** Begin Document **

Self-installing platforms for offshore HVDC projects

Peter Jones, Engineering Manager Grid Systems ABB UK, explains the background to the development of ABB’s new self-installing gravity-base structure (GBS) platform concept for offshore HVDC projects

ABB is currently working on a contract worth around $1 billion for TenneT, the Dutch-German transmission grid operator, to create the 900 MW DolWin2 power link that will connect offshore wind farms in the North Sea to the German mainland grid.

DolWin2 is ABB’s third offshore wind connection order for TenneT, following the 800 MW Dolwin1 link, which is now drawing to completion, and previously the BorWin1 project. Both the BorWin1 and Dolwin1 projects feature conventional fixed platforms to house the offshore converter stations. However, the DolWin beta platform is based on a new GBS design concept, building on experience gained from semi-submersible floating platforms for the oil and gas sector.
Wind farms in the DolW in cluster – including the 400 MW Gode Wind II project and other wind farms – will be connected by 155 kV AC cables to the HVDC Light® converter station platform situated in the North Sea. This will then transmit the electricity at +320 kV DC via 45 km of subsea cable and 90 km of land cable to the onshore HVDC station at D√∂rpen-West, where it will be converted to 380 kV AC and connected to the German main grid.
The platform challenge
The first HVDC link to connect an offshore wind farm with an AC grid was the 400 MW BorWin1 project. Based on HVDC Light® technology, this 200 km link connects the Bard Offshore 1 wind farm located off Germany’s North Sea coast to the HVAC grid on the German mainland.

** End Document **
** Begin Stored data **

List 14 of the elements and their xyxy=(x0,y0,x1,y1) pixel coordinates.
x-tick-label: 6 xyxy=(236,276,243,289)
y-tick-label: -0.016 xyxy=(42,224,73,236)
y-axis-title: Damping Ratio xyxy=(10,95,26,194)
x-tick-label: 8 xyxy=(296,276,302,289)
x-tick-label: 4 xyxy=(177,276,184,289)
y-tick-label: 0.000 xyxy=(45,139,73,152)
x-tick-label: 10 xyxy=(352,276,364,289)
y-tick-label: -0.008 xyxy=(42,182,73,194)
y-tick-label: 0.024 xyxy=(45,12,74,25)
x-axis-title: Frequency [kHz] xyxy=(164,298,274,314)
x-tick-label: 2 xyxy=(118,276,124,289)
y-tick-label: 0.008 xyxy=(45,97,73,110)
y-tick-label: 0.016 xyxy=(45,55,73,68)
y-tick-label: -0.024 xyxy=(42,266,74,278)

** End Stored data **

From the article on offshore HVDC platforms at the top of the page, list every voltage level it mentions, each with the current type (AC or DC) it gives.

Answer to this exercise ▸
- 155 kV AC
- +320 kV DC
- 380 kV AC